Description of the task:
Write out the records word for word, with no pictures.

##### Entries provided #####

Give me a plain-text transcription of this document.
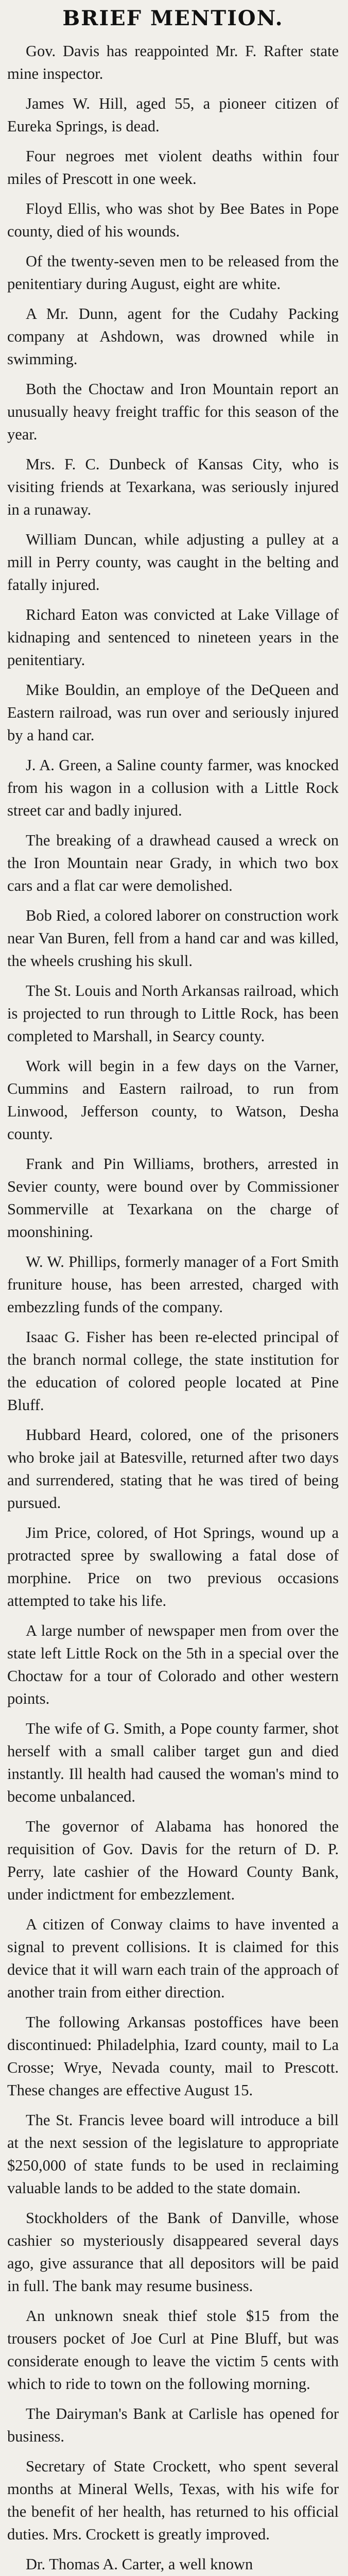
BRIEF MENTION.

Gov. Davis has reappointed Mr. F. Rafter state mine inspector.

James W. Hill, aged 55, a pioneer citizen of Eureka Springs, is dead.

Four negroes met violent deaths within four miles of Prescott in one week.

Floyd Ellis, who was shot by Bee Bates in Pope county, died of his wounds.

Of the twenty-seven men to be released from the penitentiary during August, eight are white.

A Mr. Dunn, agent for the Cudahy Packing company at Ashdown, was drowned while in swimming.

Both the Choctaw and Iron Mountain report an unusually heavy freight traffic for this season of the year.

Mrs. F. C. Dunbeck of Kansas City, who is visiting friends at Texarkana, was seriously injured in a runaway.

William Duncan, while adjusting a pulley at a mill in Perry county, was caught in the belting and fatally injured.

Richard Eaton was convicted at Lake Village of kidnaping and sentenced to nineteen years in the penitentiary.

Mike Bouldin, an employe of the DeQueen and Eastern railroad, was run over and seriously injured by a hand car.

J. A. Green, a Saline county farmer, was knocked from his wagon in a collusion with a Little Rock street car and badly injured.

The breaking of a drawhead caused a wreck on the Iron Mountain near Grady, in which two box cars and a flat car were demolished.

Bob Ried, a colored laborer on construction work near Van Buren, fell from a hand car and was killed, the wheels crushing his skull.

The St. Louis and North Arkansas railroad, which is projected to run through to Little Rock, has been completed to Marshall, in Searcy county.

Work will begin in a few days on the Varner, Cummins and Eastern railroad, to run from Linwood, Jefferson county, to Watson, Desha county.

Frank and Pin Williams, brothers, arrested in Sevier county, were bound over by Commissioner Sommerville at Texarkana on the charge of moonshining.

W. W. Phillips, formerly manager of a Fort Smith fruniture house, has been arrested, charged with embezzling funds of the company.

Isaac G. Fisher has been re-elected principal of the branch normal college, the state institution for the education of colored people located at Pine Bluff.

Hubbard Heard, colored, one of the prisoners who broke jail at Batesville, returned after two days and surrendered, stating that he was tired of being pursued.

Jim Price, colored, of Hot Springs, wound up a protracted spree by swallowing a fatal dose of morphine. Price on two previous occasions attempted to take his life.

A large number of newspaper men from over the state left Little Rock on the 5th in a special over the Choctaw for a tour of Colorado and other western points.

The wife of G. Smith, a Pope county farmer, shot herself with a small caliber target gun and died instantly. Ill health had caused the woman's mind to become unbalanced.

The governor of Alabama has honored the requisition of Gov. Davis for the return of D. P. Perry, late cashier of the Howard County Bank, under indictment for embezzlement.

A citizen of Conway claims to have invented a signal to prevent collisions. It is claimed for this device that it will warn each train of the approach of another train from either direction.

The following Arkansas postoffices have been discontinued: Philadelphia, Izard county, mail to La Crosse; Wrye, Nevada county, mail to Prescott. These changes are effective August 15.

The St. Francis levee board will introduce a bill at the next session of the legislature to appropriate $250,000 of state funds to be used in reclaiming valuable lands to be added to the state domain.

Stockholders of the Bank of Danville, whose cashier so mysteriously disappeared several days ago, give assurance that all depositors will be paid in full. The bank may resume business.

An unknown sneak thief stole $15 from the trousers pocket of Joe Curl at Pine Bluff, but was considerate enough to leave the victim 5 cents with which to ride to town on the following morning.

The Dairyman's Bank at Carlisle has opened for business.

Secretary of State Crockett, who spent several months at Mineral Wells, Texas, with his wife for the benefit of her health, has returned to his official duties. Mrs. Crockett is greatly improved.

Dr. Thomas A. Carter, a well known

#####

Completed task:
Give me a plain-text transcription of this document.
BRIEF MENTION.

Gov. Davis has reappointed Mr. F. Rafter state mine inspector.

James W. Hill, aged 55, a pioneer citizen of Eureka Springs, is dead.

Four negroes met violent deaths within four miles of Prescott in one week.

Floyd Ellis, who was shot by Bee Bates in Pope county, died of his wounds.

Of the twenty-seven men to be released from the penitentiary during August, eight are white.

A Mr. Dunn, agent for the Cudahy Packing company at Ashdown, was drowned while in swimming.

Both the Choctaw and Iron Mountain report an unusually heavy freight traffic for this season of the year.

Mrs. F. C. Dunbeck of Kansas City, who is visiting friends at Texarkana, was seriously injured in a runaway.

William Duncan, while adjusting a pulley at a mill in Perry county, was caught in the belting and fatally injured.

Richard Eaton was convicted at Lake Village of kidnaping and sentenced to nineteen years in the penitentiary.

Mike Bouldin, an employe of the DeQueen and Eastern railroad, was run over and seriously injured by a hand car.

J. A. Green, a Saline county farmer, was knocked from his wagon in a collusion with a Little Rock street car and badly injured.

The breaking of a drawhead caused a wreck on the Iron Mountain near Grady, in which two box cars and a flat car were demolished.

Bob Ried, a colored laborer on construction work near Van Buren, fell from a hand car and was killed, the wheels crushing his skull.

The St. Louis and North Arkansas railroad, which is projected to run through to Little Rock, has been completed to Marshall, in Searcy county.

Work will begin in a few days on the Varner, Cummins and Eastern railroad, to run from Linwood, Jefferson county, to Watson, Desha county.

Frank and Pin Williams, brothers, arrested in Sevier county, were bound over by Commissioner Sommerville at Texarkana on the charge of moonshining.

W. W. Phillips, formerly manager of a Fort Smith fruniture house, has been arrested, charged with embezzling funds of the company.

Isaac G. Fisher has been re-elected principal of the branch normal college, the state institution for the education of colored people located at Pine Bluff.

Hubbard Heard, colored, one of the prisoners who broke jail at Batesville, returned after two days and surrendered, stating that he was tired of being pursued.

Jim Price, colored, of Hot Springs, wound up a protracted spree by swallowing a fatal dose of morphine. Price on two previous occasions attempted to take his life.

A large number of newspaper men from over the state left Little Rock on the 5th in a special over the Choctaw for a tour of Colorado and other western points.

The wife of G. Smith, a Pope county farmer, shot herself with a small caliber target gun and died instantly. Ill health had caused the woman's mind to become unbalanced.

The governor of Alabama has honored the requisition of Gov. Davis for the return of D. P. Perry, late cashier of the Howard County Bank, under indictment for embezzlement.

A citizen of Conway claims to have invented a signal to prevent collisions. It is claimed for this device that it will warn each train of the approach of another train from either direction.

The following Arkansas postoffices have been discontinued: Philadelphia, Izard county, mail to La Crosse; Wrye, Nevada county, mail to Prescott. These changes are effective August 15.

The St. Francis levee board will introduce a bill at the next session of the legislature to appropriate $250,000 of state funds to be used in reclaiming valuable lands to be added to the state domain.

Stockholders of the Bank of Danville, whose cashier so mysteriously disappeared several days ago, give assurance that all depositors will be paid in full. The bank may resume business.

An unknown sneak thief stole $15 from the trousers pocket of Joe Curl at Pine Bluff, but was considerate enough to leave the victim 5 cents with which to ride to town on the following morning.

The Dairyman's Bank at Carlisle has opened for business.

Secretary of State Crockett, who spent several months at Mineral Wells, Texas, with his wife for the benefit of her health, has returned to his official duties. Mrs. Crockett is greatly improved.

Dr. Thomas A. Carter, a well known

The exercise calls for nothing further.